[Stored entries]
====

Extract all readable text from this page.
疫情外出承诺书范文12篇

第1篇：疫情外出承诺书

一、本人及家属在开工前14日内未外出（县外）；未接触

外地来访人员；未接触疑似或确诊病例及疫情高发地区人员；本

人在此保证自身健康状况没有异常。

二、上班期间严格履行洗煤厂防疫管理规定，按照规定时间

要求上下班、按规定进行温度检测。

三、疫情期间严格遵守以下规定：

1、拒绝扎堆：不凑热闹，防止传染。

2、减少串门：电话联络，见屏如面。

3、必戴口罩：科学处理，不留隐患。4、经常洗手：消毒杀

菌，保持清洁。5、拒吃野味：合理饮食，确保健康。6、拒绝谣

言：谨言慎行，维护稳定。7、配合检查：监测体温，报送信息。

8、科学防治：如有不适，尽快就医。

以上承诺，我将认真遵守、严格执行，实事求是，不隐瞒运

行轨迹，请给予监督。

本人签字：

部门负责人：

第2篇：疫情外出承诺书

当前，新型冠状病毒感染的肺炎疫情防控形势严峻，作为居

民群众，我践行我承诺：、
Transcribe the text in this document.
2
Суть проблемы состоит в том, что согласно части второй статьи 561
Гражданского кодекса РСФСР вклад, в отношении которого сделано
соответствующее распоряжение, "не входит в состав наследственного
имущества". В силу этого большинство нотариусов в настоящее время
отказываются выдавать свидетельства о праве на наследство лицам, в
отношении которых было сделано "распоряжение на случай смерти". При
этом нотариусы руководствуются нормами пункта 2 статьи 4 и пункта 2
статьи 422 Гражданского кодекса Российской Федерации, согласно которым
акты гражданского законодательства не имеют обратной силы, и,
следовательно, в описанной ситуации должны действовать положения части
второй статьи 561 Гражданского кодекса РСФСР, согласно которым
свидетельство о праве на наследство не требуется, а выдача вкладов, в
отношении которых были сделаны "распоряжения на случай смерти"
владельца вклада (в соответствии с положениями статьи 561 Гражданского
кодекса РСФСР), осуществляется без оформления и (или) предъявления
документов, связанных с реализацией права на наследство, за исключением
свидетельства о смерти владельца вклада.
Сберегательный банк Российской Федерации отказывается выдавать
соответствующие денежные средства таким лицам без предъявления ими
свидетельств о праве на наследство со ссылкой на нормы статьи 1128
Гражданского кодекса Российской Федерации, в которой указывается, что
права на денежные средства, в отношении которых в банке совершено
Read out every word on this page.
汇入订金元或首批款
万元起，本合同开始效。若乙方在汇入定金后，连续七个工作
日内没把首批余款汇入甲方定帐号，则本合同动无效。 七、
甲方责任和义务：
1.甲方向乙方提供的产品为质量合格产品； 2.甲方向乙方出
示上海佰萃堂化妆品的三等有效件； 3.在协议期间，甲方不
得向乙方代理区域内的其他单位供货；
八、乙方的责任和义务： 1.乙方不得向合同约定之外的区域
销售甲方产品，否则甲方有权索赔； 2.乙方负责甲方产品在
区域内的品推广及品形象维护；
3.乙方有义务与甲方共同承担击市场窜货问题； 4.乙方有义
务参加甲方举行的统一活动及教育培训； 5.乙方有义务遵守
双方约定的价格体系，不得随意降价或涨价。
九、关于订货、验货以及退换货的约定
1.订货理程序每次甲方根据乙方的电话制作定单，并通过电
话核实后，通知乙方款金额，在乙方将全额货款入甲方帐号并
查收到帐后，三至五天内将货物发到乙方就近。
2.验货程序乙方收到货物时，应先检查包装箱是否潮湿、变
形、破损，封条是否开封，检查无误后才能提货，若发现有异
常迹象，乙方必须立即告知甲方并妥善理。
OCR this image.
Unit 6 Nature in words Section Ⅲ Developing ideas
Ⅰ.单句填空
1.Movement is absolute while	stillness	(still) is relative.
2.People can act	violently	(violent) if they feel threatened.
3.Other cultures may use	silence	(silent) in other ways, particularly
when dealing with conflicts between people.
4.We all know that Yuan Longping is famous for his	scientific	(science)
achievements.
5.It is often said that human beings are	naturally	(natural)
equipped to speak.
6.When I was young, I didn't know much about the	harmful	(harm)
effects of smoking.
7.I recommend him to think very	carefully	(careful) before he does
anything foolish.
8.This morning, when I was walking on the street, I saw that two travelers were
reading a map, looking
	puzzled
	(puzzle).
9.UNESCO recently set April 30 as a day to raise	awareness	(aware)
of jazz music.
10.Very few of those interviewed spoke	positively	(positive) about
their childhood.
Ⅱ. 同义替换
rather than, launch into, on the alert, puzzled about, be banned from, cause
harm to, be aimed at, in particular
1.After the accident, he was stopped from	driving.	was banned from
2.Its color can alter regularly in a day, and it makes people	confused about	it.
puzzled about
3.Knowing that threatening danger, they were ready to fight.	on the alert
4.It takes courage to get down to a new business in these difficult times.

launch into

====

Exactly as written above, please repeat the entries.

### [EXPECTED ANSWER]
Extract all readable text from this page.
疫情外出承诺书范文12篇

第1篇：疫情外出承诺书

一、本人及家属在开工前14日内未外出（县外）；未接触

外地来访人员；未接触疑似或确诊病例及疫情高发地区人员；本

人在此保证自身健康状况没有异常。

二、上班期间严格履行洗煤厂防疫管理规定，按照规定时间

要求上下班、按规定进行温度检测。

三、疫情期间严格遵守以下规定：

1、拒绝扎堆：不凑热闹，防止传染。

2、减少串门：电话联络，见屏如面。

3、必戴口罩：科学处理，不留隐患。4、经常洗手：消毒杀

菌，保持清洁。5、拒吃野味：合理饮食，确保健康。6、拒绝谣

言：谨言慎行，维护稳定。7、配合检查：监测体温，报送信息。

8、科学防治：如有不适，尽快就医。

以上承诺，我将认真遵守、严格执行，实事求是，不隐瞒运

行轨迹，请给予监督。

本人签字：

部门负责人：

第2篇：疫情外出承诺书

当前，新型冠状病毒感染的肺炎疫情防控形势严峻，作为居

民群众，我践行我承诺：、
Transcribe the text in this document.
2
Суть проблемы состоит в том, что согласно части второй статьи 561
Гражданского кодекса РСФСР вклад, в отношении которого сделано
соответствующее распоряжение, "не входит в состав наследственного
имущества". В силу этого большинство нотариусов в настоящее время
отказываются выдавать свидетельства о праве на наследство лицам, в
отношении которых было сделано "распоряжение на случай смерти". При
этом нотариусы руководствуются нормами пункта 2 статьи 4 и пункта 2
статьи 422 Гражданского кодекса Российской Федерации, согласно которым
акты гражданского законодательства не имеют обратной силы, и,
следовательно, в описанной ситуации должны действовать положения части
второй статьи 561 Гражданского кодекса РСФСР, согласно которым
свидетельство о праве на наследство не требуется, а выдача вкладов, в
отношении которых были сделаны "распоряжения на случай смерти"
владельца вклада (в соответствии с положениями статьи 561 Гражданского
кодекса РСФСР), осуществляется без оформления и (или) предъявления
документов, связанных с реализацией права на наследство, за исключением
свидетельства о смерти владельца вклада.
Сберегательный банк Российской Федерации отказывается выдавать
соответствующие денежные средства таким лицам без предъявления ими
свидетельств о праве на наследство со ссылкой на нормы статьи 1128
Гражданского кодекса Российской Федерации, в которой указывается, что
права на денежные средства, в отношении которых в банке совершено
Read out every word on this page.
汇入订金元或首批款
万元起，本合同开始效。若乙方在汇入定金后，连续七个工作
日内没把首批余款汇入甲方定帐号，则本合同动无效。 七、
甲方责任和义务：
1.甲方向乙方提供的产品为质量合格产品； 2.甲方向乙方出
示上海佰萃堂化妆品的三等有效件； 3.在协议期间，甲方不
得向乙方代理区域内的其他单位供货；
八、乙方的责任和义务： 1.乙方不得向合同约定之外的区域
销售甲方产品，否则甲方有权索赔； 2.乙方负责甲方产品在
区域内的品推广及品形象维护；
3.乙方有义务与甲方共同承担击市场窜货问题； 4.乙方有义
务参加甲方举行的统一活动及教育培训； 5.乙方有义务遵守
双方约定的价格体系，不得随意降价或涨价。
九、关于订货、验货以及退换货的约定
1.订货理程序每次甲方根据乙方的电话制作定单，并通过电
话核实后，通知乙方款金额，在乙方将全额货款入甲方帐号并
查收到帐后，三至五天内将货物发到乙方就近。
2.验货程序乙方收到货物时，应先检查包装箱是否潮湿、变
形、破损，封条是否开封，检查无误后才能提货，若发现有异
常迹象，乙方必须立即告知甲方并妥善理。
OCR this image.
Unit 6 Nature in words Section Ⅲ Developing ideas
Ⅰ.单句填空
1.Movement is absolute while	stillness	(still) is relative.
2.People can act	violently	(violent) if they feel threatened.
3.Other cultures may use	silence	(silent) in other ways, particularly
when dealing with conflicts between people.
4.We all know that Yuan Longping is famous for his	scientific	(science)
achievements.
5.It is often said that human beings are	naturally	(natural)
equipped to speak.
6.When I was young, I didn't know much about the	harmful	(harm)
effects of smoking.
7.I recommend him to think very	carefully	(careful) before he does
anything foolish.
8.This morning, when I was walking on the street, I saw that two travelers were
reading a map, looking
	puzzled
	(puzzle).
9.UNESCO recently set April 30 as a day to raise	awareness	(aware)
of jazz music.
10.Very few of those interviewed spoke	positively	(positive) about
their childhood.
Ⅱ. 同义替换
rather than, launch into, on the alert, puzzled about, be banned from, cause
harm to, be aimed at, in particular
1.After the accident, he was stopped from	driving.	was banned from
2.Its color can alter regularly in a day, and it makes people	confused about	it.
puzzled about
3.Knowing that threatening danger, they were ready to fight.	on the alert
4.It takes courage to get down to a new business in these difficult times.

launch into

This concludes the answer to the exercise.